TEXT BLOCK
The afternoon was far too short for what followed. But it was one single word, one single thought that took preference over everything else that afternoon—and that was the Bodhi tree. The Bodhi tree, a pipal tree, or in technical terms, Ficus telisiosa, a member of the fig family. But whatever name we use, it is the tree that plays heavily in Buddhist thought, the tree under which the Buddha attainted enlightenment.

Buddha first meditated in nearby Dungesvari, eating one grain of rice a day for two years, then nothing for four years. Realising that self-mortification did not bring enlightenment, he moved to the Bodhi tree and sat under it to meditate, vowing not to rise until he attained enlightenment. King Ashoka erected a shrine near the Bodhi tree, replaced in the 2nd century by the present Mahabodhi Temple. Inside is a gilded statue of the Buddha, sitting cross-legged, with his right hand touching the ground in acceptance of enlightenment.

Behind the temple are the two most venerated objects in all the Buddhist world, the Bodhi Tree and, beneath it, the Vajrasana, the Diamond Throne, a stone slab marking where the Buddha was sitting when he attained enlightenment. The tree standing today, while not the original, is a descendant of the tree growing in Buddha's time. A cutting of that tree was taken to Sri Lanka in the third century BC, where it still flourishes. A sapling from that tree was later brought back to Bodh Gaya, where it is still growing today.

YOUR GOAL
Answer these questions from the text on the Bodhi tree above:
(a) For how long did the Buddha eat one grain of rice a day at Dungesvari?
(b) What replaced King Ashoka's shrine in the 2nd century?
(c) What does the Vajrasana mark?

(Annotated element entries)
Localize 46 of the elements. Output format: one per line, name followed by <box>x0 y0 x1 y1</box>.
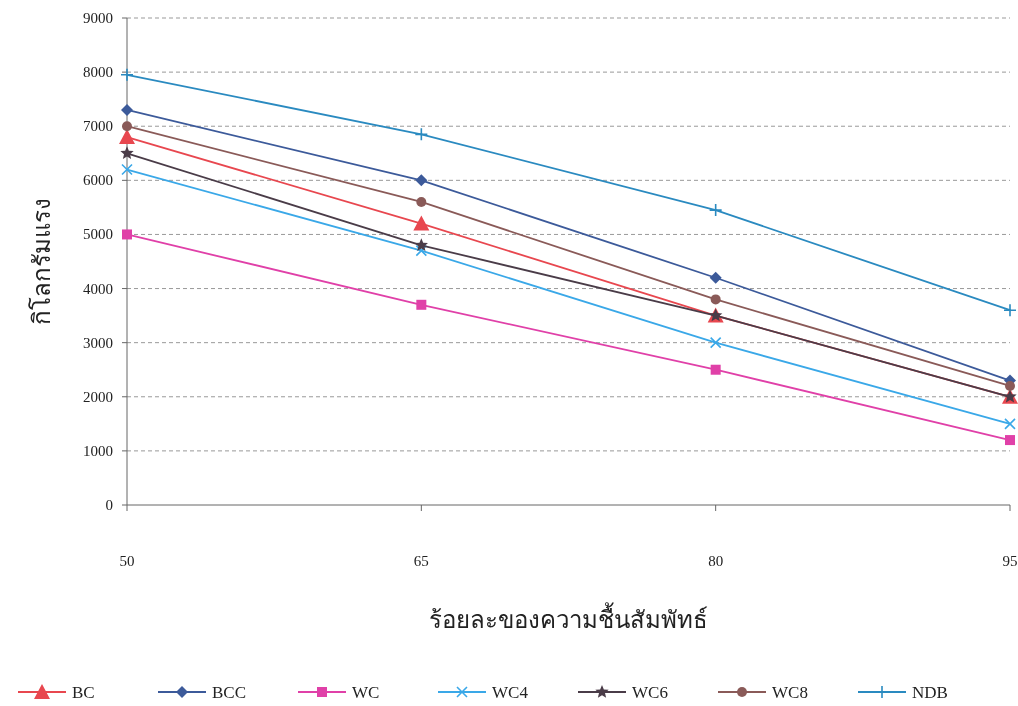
point <box>120 68 134 82</box>
point <box>416 299 427 310</box>
point <box>120 146 134 159</box>
y-tick-label: 9000 <box>83 10 113 26</box>
point <box>708 203 723 217</box>
point <box>414 238 428 251</box>
point <box>415 174 428 187</box>
legend-label: WC <box>352 683 380 702</box>
y-tick-label: 7000 <box>83 118 113 135</box>
point <box>1003 303 1017 317</box>
point <box>415 244 428 257</box>
point <box>122 121 132 132</box>
point <box>710 364 721 375</box>
point <box>121 103 133 116</box>
y-tick-label: 0 <box>105 497 113 513</box>
y-tick-label: 2000 <box>83 388 113 405</box>
y-tick-label: 6000 <box>83 172 113 189</box>
legend-label: WC6 <box>632 683 668 702</box>
point <box>1004 418 1016 430</box>
x-tick-label: 80 <box>708 553 724 569</box>
point <box>1005 435 1015 446</box>
point <box>119 129 135 145</box>
y-tick-label: 8000 <box>83 64 113 81</box>
y-tick-label: 1000 <box>83 442 113 459</box>
point <box>414 127 429 142</box>
legend-label: BC <box>72 683 95 702</box>
x-tick-label: 95 <box>1002 553 1018 569</box>
y-axis-title: กิโลกรัมแรง <box>28 198 56 325</box>
legend-label: WC4 <box>492 683 529 702</box>
y-tick-label: 3000 <box>83 334 113 351</box>
y-tick-label: 4000 <box>83 280 113 297</box>
point <box>710 294 721 305</box>
point <box>416 196 427 207</box>
point <box>709 336 722 349</box>
point <box>413 215 430 231</box>
x-axis-title: ร้อยละของความชื้นสัมพัทธ์ <box>429 602 708 634</box>
legend-label: WC8 <box>772 683 808 702</box>
legend-label: NDB <box>912 683 948 702</box>
y-tick-label: 5000 <box>83 226 113 243</box>
x-tick-label: 65 <box>413 553 429 569</box>
point <box>1005 380 1015 391</box>
point <box>122 229 132 240</box>
point <box>121 163 133 176</box>
x-tick-label: 50 <box>119 553 135 569</box>
point <box>709 271 722 284</box>
legend-label: BCC <box>212 683 247 702</box>
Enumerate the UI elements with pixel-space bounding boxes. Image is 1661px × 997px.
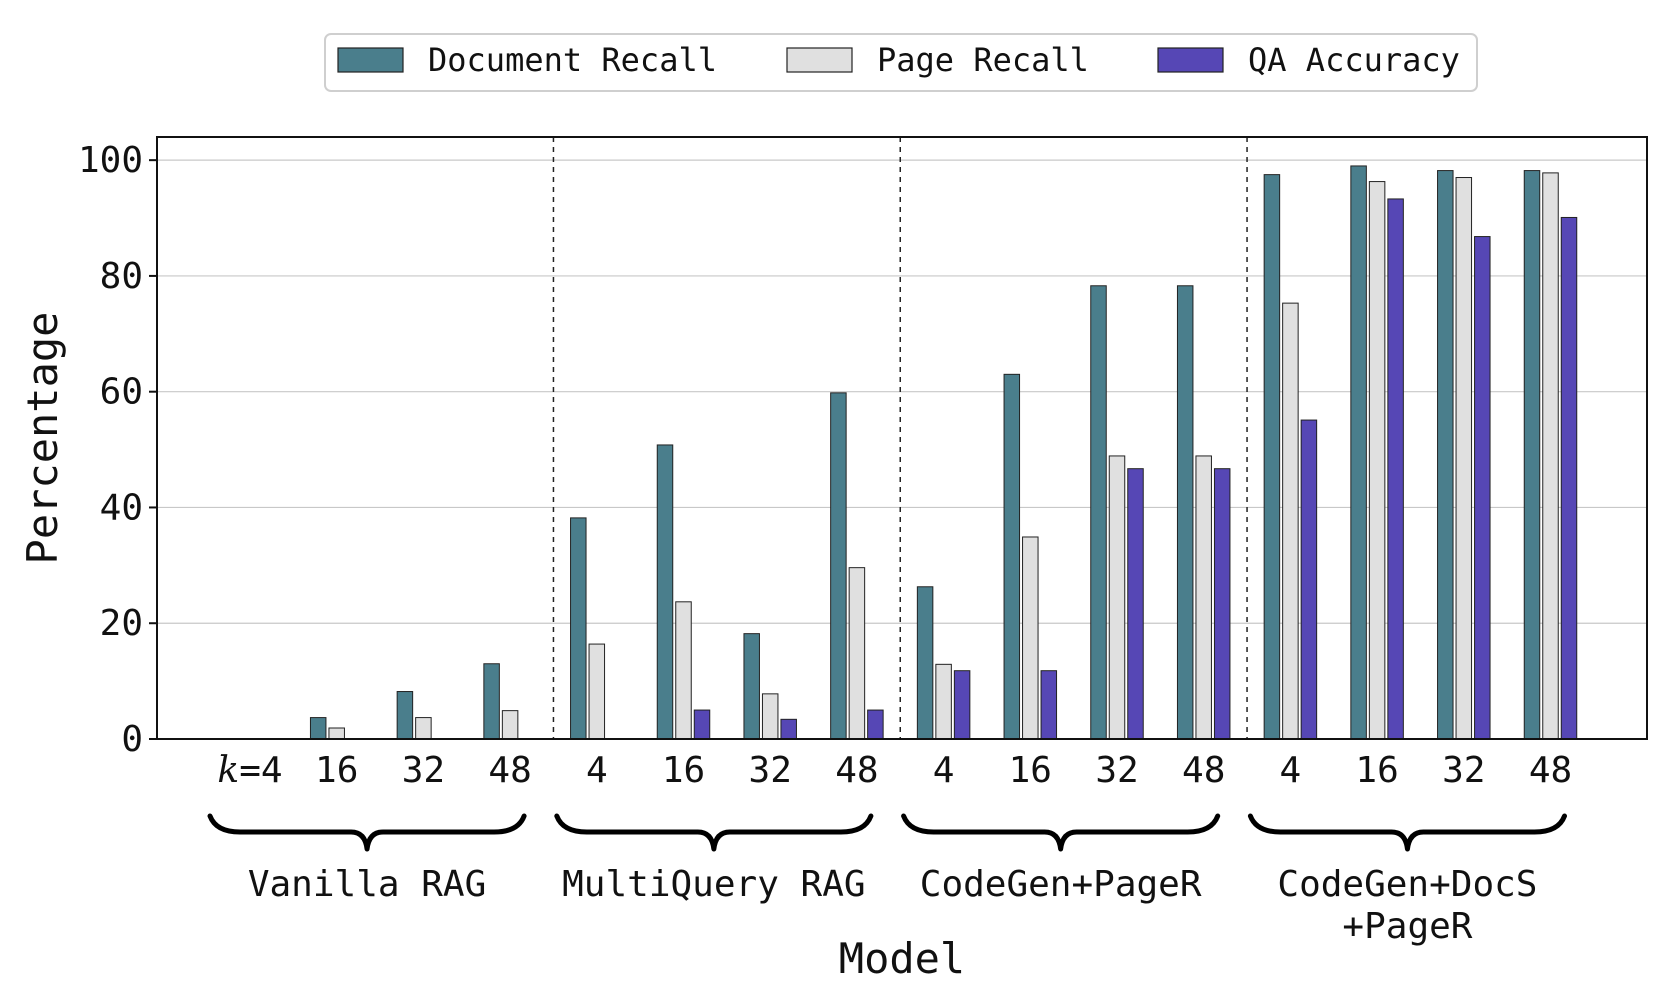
y-tick-label: 80 (100, 256, 143, 297)
y-tick-label: 20 (100, 603, 143, 644)
x-tick-label-k: k (217, 750, 239, 791)
bar-document-recall (916, 586, 934, 740)
group-brace (207, 813, 527, 852)
group-label: MultiQuery RAG (562, 864, 865, 905)
group-braces (207, 813, 1567, 852)
bar-page-recall (501, 710, 519, 740)
bar-qa-accuracy (1040, 670, 1058, 740)
bar-page-recall (588, 643, 606, 740)
gridlines (157, 159, 1647, 740)
bar-qa-accuracy (1300, 419, 1318, 740)
bar-page-recall (848, 567, 866, 740)
legend-label: Document Recall (428, 41, 717, 79)
bar-document-recall (1090, 285, 1107, 740)
group-brace (901, 813, 1221, 852)
group-label-line: CodeGen+DocS (1277, 864, 1537, 905)
legend-label: QA Accuracy (1248, 41, 1460, 79)
bar-qa-accuracy (1560, 216, 1578, 740)
legend-swatch (337, 47, 404, 73)
x-tick-label: 32 (1095, 750, 1138, 791)
y-axis-title: Percentage (18, 312, 67, 565)
bar-document-recall (656, 444, 674, 740)
group-label-line: Vanilla RAG (248, 864, 486, 905)
x-axis-ticks: k=4 16 32 48 4 16 32 48 4 16 32 48 4 16 32 48 (217, 750, 1572, 791)
bar-document-recall (743, 633, 760, 740)
legend: Document Recall Page Recall QA Accuracy (324, 33, 1478, 92)
bar-qa-accuracy (693, 709, 711, 740)
bar-document-recall (1350, 165, 1367, 740)
x-tick-label: 48 (1182, 750, 1225, 791)
bar-page-recall (1195, 455, 1212, 740)
legend-swatch (786, 47, 853, 73)
bar-page-recall (1108, 455, 1126, 740)
group-label-line: CodeGen+PageR (920, 864, 1202, 905)
x-tick-label: 16 (315, 750, 358, 791)
group-brace (554, 813, 874, 852)
group-label: Vanilla RAG (248, 864, 486, 905)
bar-qa-accuracy (1387, 198, 1404, 740)
x-tick-label: 32 (1442, 750, 1485, 791)
x-tick-label: 4 (1280, 750, 1302, 791)
group-label-line: MultiQuery RAG (562, 864, 865, 905)
legend-swatch (1157, 47, 1224, 73)
y-axis-ticks: 0 20 40 60 80 100 (78, 140, 157, 760)
group-label: CodeGen+PageR (920, 864, 1202, 905)
bar-page-recall (1455, 177, 1473, 740)
bar-page-recall (328, 727, 345, 740)
x-tick-label: 48 (1529, 750, 1572, 791)
group-labels: Vanilla RAG MultiQuery RAG CodeGen+PageR Co… (248, 864, 1538, 947)
bar-page-recall (761, 693, 779, 740)
bar-page-recall (1542, 172, 1559, 740)
x-tick-label: 32 (749, 750, 792, 791)
bar-qa-accuracy (1127, 468, 1144, 740)
bar-document-recall (830, 392, 847, 740)
y-tick-label: 60 (100, 372, 143, 413)
y-tick-label: 40 (100, 487, 143, 528)
x-tick-label: 4 (586, 750, 608, 791)
legend-label: Page Recall (877, 41, 1089, 79)
bars (309, 165, 1578, 740)
bar-document-recall (396, 691, 414, 740)
bar-qa-accuracy (1474, 236, 1491, 740)
bar-page-recall (1282, 302, 1299, 740)
group-label: CodeGen+DocS +PageR (1277, 864, 1537, 947)
bar-qa-accuracy (780, 718, 797, 740)
bar-qa-accuracy (953, 670, 971, 740)
group-label-line: +PageR (1342, 906, 1472, 947)
bar-document-recall (1437, 170, 1454, 740)
plot-frame (156, 136, 1648, 740)
x-tick-label: k=4 (217, 750, 282, 791)
x-tick-label: 16 (1355, 750, 1398, 791)
x-tick-label: 4 (933, 750, 955, 791)
bar-document-recall (1003, 373, 1021, 740)
bar-document-recall (483, 663, 500, 740)
bar-page-recall (675, 601, 692, 740)
y-tick-label: 100 (78, 140, 143, 181)
x-axis-title: Model (839, 934, 965, 983)
bar-document-recall (309, 717, 327, 740)
x-tick-label: 16 (662, 750, 705, 791)
y-tick-label: 0 (121, 719, 143, 760)
x-tick-label: 48 (488, 750, 531, 791)
x-tick-label: 16 (1009, 750, 1052, 791)
x-tick-label: 48 (835, 750, 878, 791)
bar-document-recall (1523, 170, 1541, 740)
x-tick-label: 32 (402, 750, 445, 791)
group-separators (552, 137, 1248, 739)
bar-document-recall (570, 517, 587, 740)
bar-document-recall (1263, 174, 1281, 740)
bar-qa-accuracy (867, 709, 884, 740)
bar-page-recall (1368, 181, 1386, 740)
bar-document-recall (1176, 285, 1194, 740)
bar-page-recall (415, 717, 432, 740)
bar-qa-accuracy (1213, 468, 1231, 740)
group-brace (1247, 813, 1567, 852)
bar-page-recall (1022, 536, 1039, 740)
bar-page-recall (935, 663, 952, 740)
x-tick-label-value: =4 (239, 750, 282, 791)
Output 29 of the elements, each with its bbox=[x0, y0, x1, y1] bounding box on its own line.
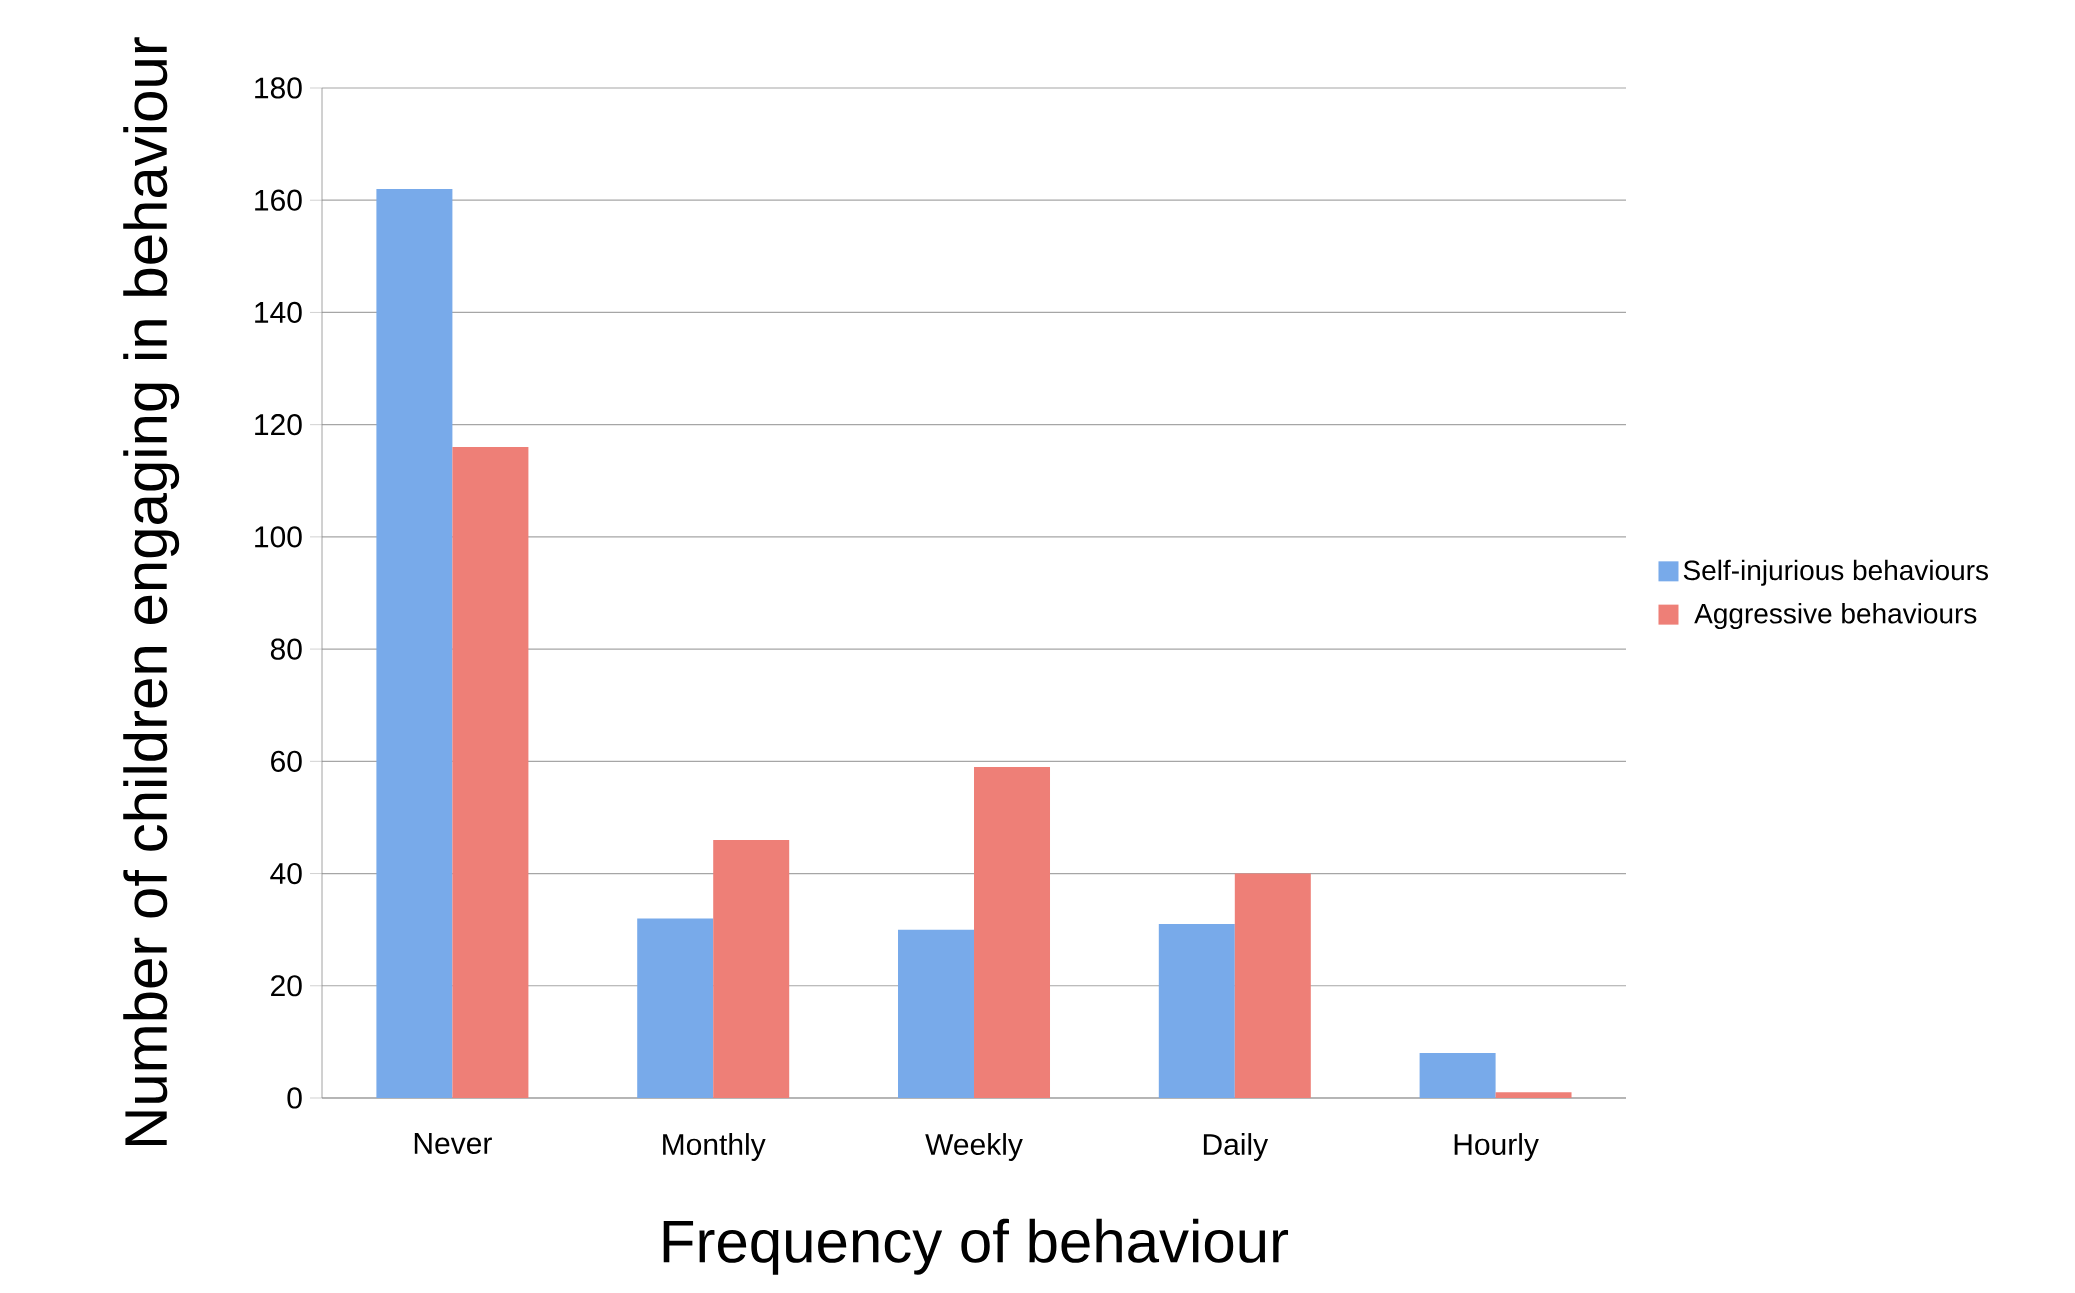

TASK ANSWER
(a) Two years.
(b) The present Mahabodhi Temple.
(c) Where the Buddha was sitting when he attained enlightenment.